◆ **WORK INSTRUCTIONS**: All the data should be repeated exactly. Any image in it is left out.

• • •

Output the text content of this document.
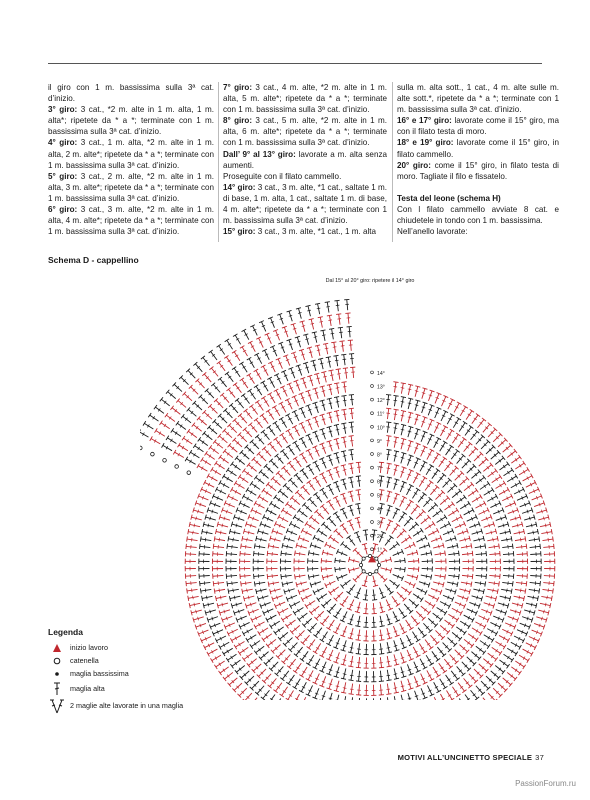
il giro con 1 m. bassissima sulla 3ª cat. d’inizio.

3° giro: 3 cat., *2 m. alte in 1 m. alta, 1 m. alta*; ripetete da * a *; terminate con 1 m. bassissima sulla 3ª cat. d’inizio.

4° giro: 3 cat., 1 m. alta, *2 m. alte in 1 m. alta, 2 m. alte*; ripetete da * a *; terminate con 1 m. bassissima sulla 3ª cat. d’inizio.

5° giro: 3 cat., 2 m. alte, *2 m. alte in 1 m. alta, 3 m. alte*; ripetete da * a *; terminate con 1 m. bassissima sulla 3ª cat. d’inizio.

6° giro: 3 cat., 3 m. alte, *2 m. alte in 1 m. alta, 4 m. alte*; ripetete da * a *; terminate con 1 m. bassissima sulla 3ª cat. d’inizio.

7° giro: 3 cat., 4 m. alte, *2 m. alte in 1 m. alta, 5 m. alte*; ripetete da * a *; terminate con 1 m. bassissima sulla 3ª cat. d’inizio.

8° giro: 3 cat., 5 m. alte, *2 m. alte in 1 m. alta, 6 m. alte*; ripetete da * a *; terminate con 1 m. bassissima sulla 3ª cat. d’inizio.

Dall’ 9° al 13° giro: lavorate a m. alta senza aumenti.

Proseguite con il filato cammello.

14° giro: 3 cat., 3 m. alte, *1 cat., saltate 1 m. di base, 1 m. alta, 1 cat., saltate 1 m. di base, 4 m. alte*; ripetete da * a *; terminate con 1 m. bassissima sulla 3ª cat. d’inizio.

15° giro: 3 cat., 3 m. alte, *1 cat., 1 m. alta

sulla m. alta sott., 1 cat., 4 m. alte sulle m. alte sott.*, ripetete da * a *; terminate con 1 m. bassissima sulla 3ª cat. d’inizio.

16° e 17° giro: lavorate come il 15° giro, ma con il filato testa di moro.

18° e 19° giro: lavorate come il 15° giro, in filato cammello.

20° giro: come il 15° giro, in filato testa di moro. Tagliate il filo e fissatelo.

Testa del leone (schema H)

Con l filato cammello avviate 8 cat. e chiudetele in tondo con 1 m. bassissima.

Nell’anello lavorate:

Schema D - cappellino
1°
2°
3°
4°
5°
6°
7°
8°
9°
10°
11°
12°
13°
14°
Dal 15° al 20° giro: ripetere il 14° giro
Legenda
inizio lavoro
catenella
maglia bassissima
maglia alta
2 maglie alte lavorate in una maglia
MOTIVI ALL’UNCINETTO SPECIALE 37
PassionForum.ru
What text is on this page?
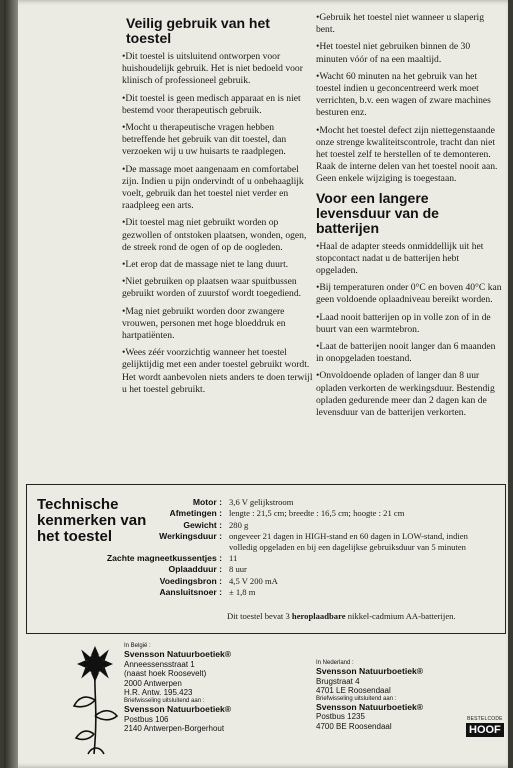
Veilig gebruik van het toestel
• Dit toestel is uitsluitend ontworpen voor huishoudelijk gebruik. Het is niet bedoeld voor klinisch of professioneel gebruik.
• Dit toestel is geen medisch apparaat en is niet bestemd voor therapeutisch gebruik.
• Mocht u therapeutische vragen hebben betreffende het gebruik van dit toestel, dan verzoeken wij u uw huisarts te raadplegen.
• De massage moet aangenaam en comfortabel zijn. Indien u pijn ondervindt of u onbehaaglijk voelt, gebruik dan het toestel niet verder en raadpleeg een arts.
• Dit toestel mag niet gebruikt worden op gezwollen of ontstoken plaatsen, wonden, ogen, de streek rond de ogen of op de oogleden.
• Let erop dat de massage niet te lang duurt.
• Niet gebruiken op plaatsen waar spuitbussen gebruikt worden of zuurstof wordt toegediend.
• Mag niet gebruikt worden door zwangere vrouwen, personen met hoge bloeddruk en hartpatiënten.
• Wees zéér voorzichtig wanneer het toestel gelijktijdig met een ander toestel gebruikt wordt. Het wordt aanbevolen niets anders te doen terwijl u het toestel gebruikt.
• Gebruik het toestel niet wanneer u slaperig bent.
• Het toestel niet gebruiken binnen de 30 minuten vóór of na een maaltijd.
• Wacht 60 minuten na het gebruik van het toestel indien u geconcentreerd werk moet verrichten, b.v. een wagen of zware machines besturen enz.
• Mocht het toestel defect zijn niettegenstaande onze strenge kwaliteitscontrole, tracht dan niet het toestel zelf te herstellen of te demonteren. Raak de interne delen van het toestel nooit aan. Geen enkele wijziging is toegestaan.
Voor een langere levensduur van de batterijen
• Haal de adapter steeds onmiddellijk uit het stopcontact nadat u de batterijen hebt opgeladen.
• Bij temperaturen onder 0°C en boven 40°C kan geen voldoende oplaadniveau bereikt worden.
• Laad nooit batterijen op in volle zon of in de buurt van een warmtebron.
• Laat de batterijen nooit langer dan 6 maanden in onopgeladen toestand.
• Onvoldoende opladen of langer dan 8 uur opladen verkorten de werkingsduur. Bestendig opladen gedurende meer dan 2 dagen kan de levensduur van de batterijen verkorten.
Technische kenmerken van het toestel
Motor : 3,6 V gelijkstroom
Afmetingen : lengte : 21,5 cm; breedte : 16,5 cm; hoogte : 21 cm
Gewicht : 280 g
Werkingsduur : ongeveer 21 dagen in HIGH-stand en 60 dagen in LOW-stand, indien volledig opgeladen en bij een dagelijkse gebruiksduur van 5 minuten
Zachte magneetkussentjes : 11
Oplaadduur : 8 uur
Voedingsbron : 4,5 V 200 mA
Aansluitsnoer : ± 1,8 m
Dit toestel bevat 3 heroplaadbare nikkel-cadmium AA-batterijen.
In België :
Svensson Natuurboetiek®
Anneessensstraat 1
(naast hoek Roosevelt)
2000 Antwerpen
H.R. Antw. 195.423
Briefwisseling uitsluitend aan :
Svensson Natuurboetiek®
Postbus 106
2140 Antwerpen-Borgerhout
In Nederland :
Svensson Natuurboetiek®
Brugstraat 4
4701 LE Roosendaal
Briefwisseling uitsluitend aan :
Svensson Natuurboetiek®
Postbus 1235
4700 BE Roosendaal
BESTELCODE
HOOF
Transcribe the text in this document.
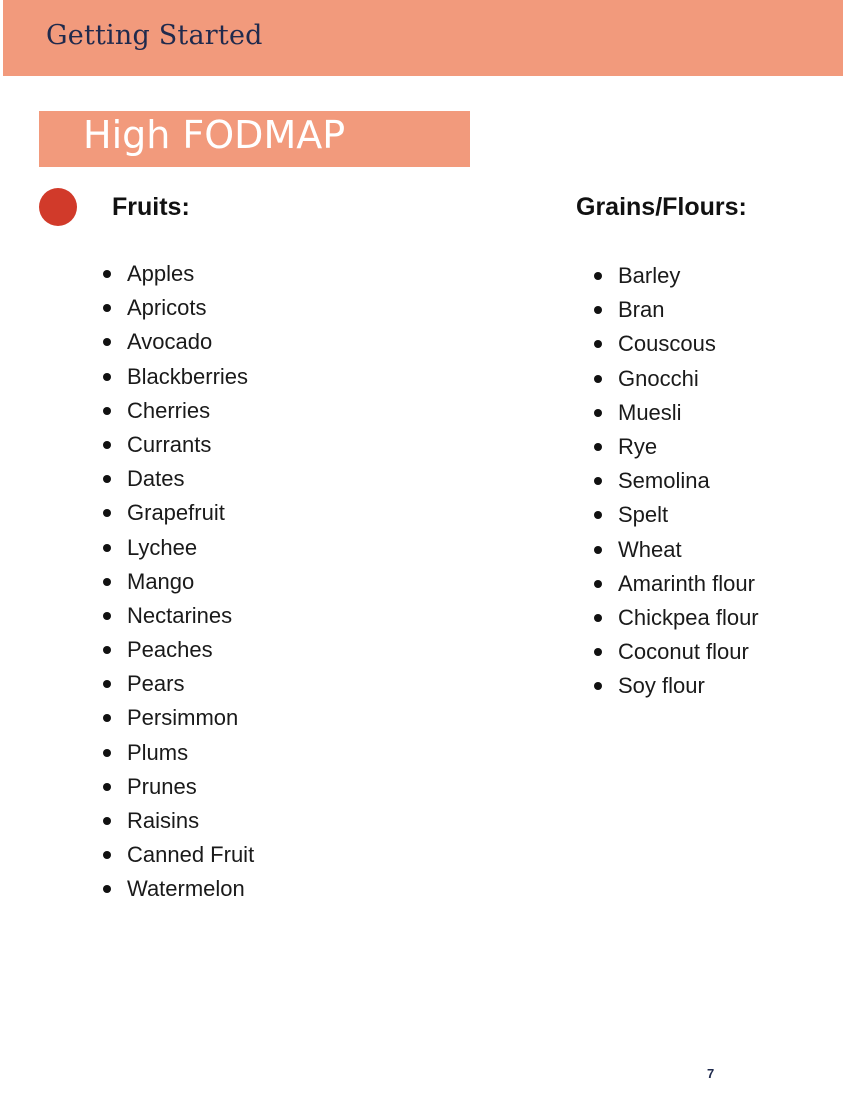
Getting Started
High FODMAP
Fruits:	Grains/Flours:
Apples
Apricots
Avocado
Blackberries
Cherries
Currants
Dates
Grapefruit
Lychee
Mango
Nectarines
Peaches
Pears
Persimmon
Plums
Prunes
Raisins
Canned Fruit
Watermelon
Barley
Bran
Couscous
Gnocchi
Muesli
Rye
Semolina
Spelt
Wheat
Amarinth flour
Chickpea flour
Coconut flour
Soy flour
7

• • •

◆ **WRITTEN SOLUTION**:
Output the text content of this document.
il giro con 1 m. bassissima sulla 3ª cat. d’inizio.

3° giro: 3 cat., *2 m. alte in 1 m. alta, 1 m. alta*; ripetete da * a *; terminate con 1 m. bassissima sulla 3ª cat. d’inizio.

4° giro: 3 cat., 1 m. alta, *2 m. alte in 1 m. alta, 2 m. alte*; ripetete da * a *; terminate con 1 m. bassissima sulla 3ª cat. d’inizio.

5° giro: 3 cat., 2 m. alte, *2 m. alte in 1 m. alta, 3 m. alte*; ripetete da * a *; terminate con 1 m. bassissima sulla 3ª cat. d’inizio.

6° giro: 3 cat., 3 m. alte, *2 m. alte in 1 m. alta, 4 m. alte*; ripetete da * a *; terminate con 1 m. bassissima sulla 3ª cat. d’inizio.

7° giro: 3 cat., 4 m. alte, *2 m. alte in 1 m. alta, 5 m. alte*; ripetete da * a *; terminate con 1 m. bassissima sulla 3ª cat. d’inizio.

8° giro: 3 cat., 5 m. alte, *2 m. alte in 1 m. alta, 6 m. alte*; ripetete da * a *; terminate con 1 m. bassissima sulla 3ª cat. d’inizio.

Dall’ 9° al 13° giro: lavorate a m. alta senza aumenti.

Proseguite con il filato cammello.

14° giro: 3 cat., 3 m. alte, *1 cat., saltate 1 m. di base, 1 m. alta, 1 cat., saltate 1 m. di base, 4 m. alte*; ripetete da * a *; terminate con 1 m. bassissima sulla 3ª cat. d’inizio.

15° giro: 3 cat., 3 m. alte, *1 cat., 1 m. alta

sulla m. alta sott., 1 cat., 4 m. alte sulle m. alte sott.*, ripetete da * a *; terminate con 1 m. bassissima sulla 3ª cat. d’inizio.

16° e 17° giro: lavorate come il 15° giro, ma con il filato testa di moro.

18° e 19° giro: lavorate come il 15° giro, in filato cammello.

20° giro: come il 15° giro, in filato testa di moro. Tagliate il filo e fissatelo.

Testa del leone (schema H)

Con l filato cammello avviate 8 cat. e chiudetele in tondo con 1 m. bassissima.

Nell’anello lavorate:

Schema D - cappellino
1°
2°
3°
4°
5°
6°
7°
8°
9°
10°
11°
12°
13°
14°
Dal 15° al 20° giro: ripetere il 14° giro
Legenda
inizio lavoro
catenella
maglia bassissima
maglia alta
2 maglie alte lavorate in una maglia
MOTIVI ALL’UNCINETTO SPECIALE 37
PassionForum.ru
What text is on this page?
Veilig gebruik van het toestel
• Dit toestel is uitsluitend ontworpen voor huishoudelijk gebruik. Het is niet bedoeld voor klinisch of professioneel gebruik.
• Dit toestel is geen medisch apparaat en is niet bestemd voor therapeutisch gebruik.
• Mocht u therapeutische vragen hebben betreffende het gebruik van dit toestel, dan verzoeken wij u uw huisarts te raadplegen.
• De massage moet aangenaam en comfortabel zijn. Indien u pijn ondervindt of u onbehaaglijk voelt, gebruik dan het toestel niet verder en raadpleeg een arts.
• Dit toestel mag niet gebruikt worden op gezwollen of ontstoken plaatsen, wonden, ogen, de streek rond de ogen of op de oogleden.
• Let erop dat de massage niet te lang duurt.
• Niet gebruiken op plaatsen waar spuitbussen gebruikt worden of zuurstof wordt toegediend.
• Mag niet gebruikt worden door zwangere vrouwen, personen met hoge bloeddruk en hartpatiënten.
• Wees zéér voorzichtig wanneer het toestel gelijktijdig met een ander toestel gebruikt wordt. Het wordt aanbevolen niets anders te doen terwijl u het toestel gebruikt.
• Gebruik het toestel niet wanneer u slaperig bent.
• Het toestel niet gebruiken binnen de 30 minuten vóór of na een maaltijd.
• Wacht 60 minuten na het gebruik van het toestel indien u geconcentreerd werk moet verrichten, b.v. een wagen of zware machines besturen enz.
• Mocht het toestel defect zijn niettegenstaande onze strenge kwaliteitscontrole, tracht dan niet het toestel zelf te herstellen of te demonteren. Raak de interne delen van het toestel nooit aan. Geen enkele wijziging is toegestaan.
Voor een langere levensduur van de batterijen
• Haal de adapter steeds onmiddellijk uit het stopcontact nadat u de batterijen hebt opgeladen.
• Bij temperaturen onder 0°C en boven 40°C kan geen voldoende oplaadniveau bereikt worden.
• Laad nooit batterijen op in volle zon of in de buurt van een warmtebron.
• Laat de batterijen nooit langer dan 6 maanden in onopgeladen toestand.
• Onvoldoende opladen of langer dan 8 uur opladen verkorten de werkingsduur. Bestendig opladen gedurende meer dan 2 dagen kan de levensduur van de batterijen verkorten.
Technische kenmerken van het toestel
Motor : 3,6 V gelijkstroom
Afmetingen : lengte : 21,5 cm; breedte : 16,5 cm; hoogte : 21 cm
Gewicht : 280 g
Werkingsduur : ongeveer 21 dagen in HIGH-stand en 60 dagen in LOW-stand, indien volledig opgeladen en bij een dagelijkse gebruiksduur van 5 minuten
Zachte magneetkussentjes : 11
Oplaadduur : 8 uur
Voedingsbron : 4,5 V 200 mA
Aansluitsnoer : ± 1,8 m
Dit toestel bevat 3 heroplaadbare nikkel-cadmium AA-batterijen.
In België :
Svensson Natuurboetiek®
Anneessensstraat 1
(naast hoek Roosevelt)
2000 Antwerpen
H.R. Antw. 195.423
Briefwisseling uitsluitend aan :
Svensson Natuurboetiek®
Postbus 106
2140 Antwerpen-Borgerhout
In Nederland :
Svensson Natuurboetiek®
Brugstraat 4
4701 LE Roosendaal
Briefwisseling uitsluitend aan :
Svensson Natuurboetiek®
Postbus 1235
4700 BE Roosendaal
BESTELCODE
HOOF
Transcribe the text in this document.
Getting Started
High FODMAP
Fruits:	Grains/Flours:
Apples
Apricots
Avocado
Blackberries
Cherries
Currants
Dates
Grapefruit
Lychee
Mango
Nectarines
Peaches
Pears
Persimmon
Plums
Prunes
Raisins
Canned Fruit
Watermelon
Barley
Bran
Couscous
Gnocchi
Muesli
Rye
Semolina
Spelt
Wheat
Amarinth flour
Chickpea flour
Coconut flour
Soy flour
7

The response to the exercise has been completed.